* [Problem]: Copy every record below, exactly as written.

* [Data supplied]:

#####

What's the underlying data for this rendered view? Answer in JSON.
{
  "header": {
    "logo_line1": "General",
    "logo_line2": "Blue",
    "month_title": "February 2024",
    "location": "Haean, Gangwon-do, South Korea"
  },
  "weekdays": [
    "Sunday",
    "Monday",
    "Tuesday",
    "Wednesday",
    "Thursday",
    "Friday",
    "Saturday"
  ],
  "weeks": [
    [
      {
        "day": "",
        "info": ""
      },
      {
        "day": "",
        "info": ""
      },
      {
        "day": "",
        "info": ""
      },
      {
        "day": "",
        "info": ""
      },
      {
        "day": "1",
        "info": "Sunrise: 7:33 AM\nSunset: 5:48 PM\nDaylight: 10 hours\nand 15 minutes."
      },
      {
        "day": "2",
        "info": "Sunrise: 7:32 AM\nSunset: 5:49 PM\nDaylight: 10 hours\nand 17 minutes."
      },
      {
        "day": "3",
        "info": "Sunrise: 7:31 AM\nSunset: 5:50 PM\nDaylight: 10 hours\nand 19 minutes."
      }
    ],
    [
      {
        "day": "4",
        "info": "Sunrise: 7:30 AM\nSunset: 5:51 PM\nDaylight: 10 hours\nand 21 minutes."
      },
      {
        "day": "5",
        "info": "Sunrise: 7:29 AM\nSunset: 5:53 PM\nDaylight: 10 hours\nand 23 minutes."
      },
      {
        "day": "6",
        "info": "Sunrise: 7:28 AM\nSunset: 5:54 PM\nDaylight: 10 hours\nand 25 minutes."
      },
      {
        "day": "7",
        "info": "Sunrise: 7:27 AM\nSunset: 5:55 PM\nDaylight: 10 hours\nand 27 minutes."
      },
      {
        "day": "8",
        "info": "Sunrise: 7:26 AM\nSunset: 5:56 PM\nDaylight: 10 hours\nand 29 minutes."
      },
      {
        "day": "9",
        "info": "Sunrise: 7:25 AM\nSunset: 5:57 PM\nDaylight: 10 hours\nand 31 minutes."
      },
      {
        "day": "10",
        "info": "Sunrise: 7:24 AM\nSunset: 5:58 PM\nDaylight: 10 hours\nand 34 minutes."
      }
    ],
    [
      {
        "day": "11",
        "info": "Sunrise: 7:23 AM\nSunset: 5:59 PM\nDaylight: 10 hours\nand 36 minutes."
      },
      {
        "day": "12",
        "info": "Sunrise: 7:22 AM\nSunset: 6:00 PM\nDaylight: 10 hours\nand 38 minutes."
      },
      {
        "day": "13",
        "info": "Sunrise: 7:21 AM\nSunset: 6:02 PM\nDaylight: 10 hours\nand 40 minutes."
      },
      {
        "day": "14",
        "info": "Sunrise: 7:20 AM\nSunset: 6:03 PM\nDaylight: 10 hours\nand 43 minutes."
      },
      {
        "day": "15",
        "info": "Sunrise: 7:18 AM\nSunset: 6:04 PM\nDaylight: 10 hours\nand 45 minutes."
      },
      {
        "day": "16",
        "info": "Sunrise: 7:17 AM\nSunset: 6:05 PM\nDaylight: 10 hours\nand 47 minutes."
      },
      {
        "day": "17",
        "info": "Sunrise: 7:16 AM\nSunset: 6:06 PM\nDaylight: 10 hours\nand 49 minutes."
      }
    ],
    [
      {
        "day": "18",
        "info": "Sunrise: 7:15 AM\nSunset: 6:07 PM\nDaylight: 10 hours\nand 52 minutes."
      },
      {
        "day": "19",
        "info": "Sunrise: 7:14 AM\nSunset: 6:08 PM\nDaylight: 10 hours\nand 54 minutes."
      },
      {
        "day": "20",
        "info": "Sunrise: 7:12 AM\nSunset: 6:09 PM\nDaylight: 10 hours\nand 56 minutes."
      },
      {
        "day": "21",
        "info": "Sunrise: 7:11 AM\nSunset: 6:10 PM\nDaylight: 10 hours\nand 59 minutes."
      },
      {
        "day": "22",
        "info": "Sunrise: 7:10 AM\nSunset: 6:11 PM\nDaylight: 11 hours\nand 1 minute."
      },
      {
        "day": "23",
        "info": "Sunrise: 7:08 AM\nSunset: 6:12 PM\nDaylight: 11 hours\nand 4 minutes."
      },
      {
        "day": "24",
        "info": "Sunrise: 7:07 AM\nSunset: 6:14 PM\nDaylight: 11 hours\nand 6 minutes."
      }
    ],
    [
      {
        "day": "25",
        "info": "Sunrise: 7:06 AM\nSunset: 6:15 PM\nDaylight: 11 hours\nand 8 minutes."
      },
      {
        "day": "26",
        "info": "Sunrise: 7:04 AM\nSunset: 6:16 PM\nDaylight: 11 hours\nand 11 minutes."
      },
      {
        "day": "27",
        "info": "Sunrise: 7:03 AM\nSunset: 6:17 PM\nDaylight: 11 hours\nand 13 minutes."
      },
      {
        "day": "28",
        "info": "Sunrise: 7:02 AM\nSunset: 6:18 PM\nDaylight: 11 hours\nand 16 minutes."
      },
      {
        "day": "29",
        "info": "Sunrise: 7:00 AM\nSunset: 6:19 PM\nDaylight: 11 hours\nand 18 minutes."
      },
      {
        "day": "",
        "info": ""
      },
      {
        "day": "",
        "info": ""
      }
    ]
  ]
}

#####

* [Task answer]:
What's the underlying data for this rendered view? Answer in JSON.
{
  "header": {
    "logo_line1": "General",
    "logo_line2": "Blue",
    "month_title": "February 2024",
    "location": "Haean, Gangwon-do, South Korea"
  },
  "weekdays": [
    "Sunday",
    "Monday",
    "Tuesday",
    "Wednesday",
    "Thursday",
    "Friday",
    "Saturday"
  ],
  "weeks": [
    [
      {
        "day": "",
        "info": ""
      },
      {
        "day": "",
        "info": ""
      },
      {
        "day": "",
        "info": ""
      },
      {
        "day": "",
        "info": ""
      },
      {
        "day": "1",
        "info": "Sunrise: 7:33 AM\nSunset: 5:48 PM\nDaylight: 10 hours\nand 15 minutes."
      },
      {
        "day": "2",
        "info": "Sunrise: 7:32 AM\nSunset: 5:49 PM\nDaylight: 10 hours\nand 17 minutes."
      },
      {
        "day": "3",
        "info": "Sunrise: 7:31 AM\nSunset: 5:50 PM\nDaylight: 10 hours\nand 19 minutes."
      }
    ],
    [
      {
        "day": "4",
        "info": "Sunrise: 7:30 AM\nSunset: 5:51 PM\nDaylight: 10 hours\nand 21 minutes."
      },
      {
        "day": "5",
        "info": "Sunrise: 7:29 AM\nSunset: 5:53 PM\nDaylight: 10 hours\nand 23 minutes."
      },
      {
        "day": "6",
        "info": "Sunrise: 7:28 AM\nSunset: 5:54 PM\nDaylight: 10 hours\nand 25 minutes."
      },
      {
        "day": "7",
        "info": "Sunrise: 7:27 AM\nSunset: 5:55 PM\nDaylight: 10 hours\nand 27 minutes."
      },
      {
        "day": "8",
        "info": "Sunrise: 7:26 AM\nSunset: 5:56 PM\nDaylight: 10 hours\nand 29 minutes."
      },
      {
        "day": "9",
        "info": "Sunrise: 7:25 AM\nSunset: 5:57 PM\nDaylight: 10 hours\nand 31 minutes."
      },
      {
        "day": "10",
        "info": "Sunrise: 7:24 AM\nSunset: 5:58 PM\nDaylight: 10 hours\nand 34 minutes."
      }
    ],
    [
      {
        "day": "11",
        "info": "Sunrise: 7:23 AM\nSunset: 5:59 PM\nDaylight: 10 hours\nand 36 minutes."
      },
      {
        "day": "12",
        "info": "Sunrise: 7:22 AM\nSunset: 6:00 PM\nDaylight: 10 hours\nand 38 minutes."
      },
      {
        "day": "13",
        "info": "Sunrise: 7:21 AM\nSunset: 6:02 PM\nDaylight: 10 hours\nand 40 minutes."
      },
      {
        "day": "14",
        "info": "Sunrise: 7:20 AM\nSunset: 6:03 PM\nDaylight: 10 hours\nand 43 minutes."
      },
      {
        "day": "15",
        "info": "Sunrise: 7:18 AM\nSunset: 6:04 PM\nDaylight: 10 hours\nand 45 minutes."
      },
      {
        "day": "16",
        "info": "Sunrise: 7:17 AM\nSunset: 6:05 PM\nDaylight: 10 hours\nand 47 minutes."
      },
      {
        "day": "17",
        "info": "Sunrise: 7:16 AM\nSunset: 6:06 PM\nDaylight: 10 hours\nand 49 minutes."
      }
    ],
    [
      {
        "day": "18",
        "info": "Sunrise: 7:15 AM\nSunset: 6:07 PM\nDaylight: 10 hours\nand 52 minutes."
      },
      {
        "day": "19",
        "info": "Sunrise: 7:14 AM\nSunset: 6:08 PM\nDaylight: 10 hours\nand 54 minutes."
      },
      {
        "day": "20",
        "info": "Sunrise: 7:12 AM\nSunset: 6:09 PM\nDaylight: 10 hours\nand 56 minutes."
      },
      {
        "day": "21",
        "info": "Sunrise: 7:11 AM\nSunset: 6:10 PM\nDaylight: 10 hours\nand 59 minutes."
      },
      {
        "day": "22",
        "info": "Sunrise: 7:10 AM\nSunset: 6:11 PM\nDaylight: 11 hours\nand 1 minute."
      },
      {
        "day": "23",
        "info": "Sunrise: 7:08 AM\nSunset: 6:12 PM\nDaylight: 11 hours\nand 4 minutes."
      },
      {
        "day": "24",
        "info": "Sunrise: 7:07 AM\nSunset: 6:14 PM\nDaylight: 11 hours\nand 6 minutes."
      }
    ],
    [
      {
        "day": "25",
        "info": "Sunrise: 7:06 AM\nSunset: 6:15 PM\nDaylight: 11 hours\nand 8 minutes."
      },
      {
        "day": "26",
        "info": "Sunrise: 7:04 AM\nSunset: 6:16 PM\nDaylight: 11 hours\nand 11 minutes."
      },
      {
        "day": "27",
        "info": "Sunrise: 7:03 AM\nSunset: 6:17 PM\nDaylight: 11 hours\nand 13 minutes."
      },
      {
        "day": "28",
        "info": "Sunrise: 7:02 AM\nSunset: 6:18 PM\nDaylight: 11 hours\nand 16 minutes."
      },
      {
        "day": "29",
        "info": "Sunrise: 7:00 AM\nSunset: 6:19 PM\nDaylight: 11 hours\nand 18 minutes."
      },
      {
        "day": "",
        "info": ""
      },
      {
        "day": "",
        "info": ""
      }
    ]
  ]
}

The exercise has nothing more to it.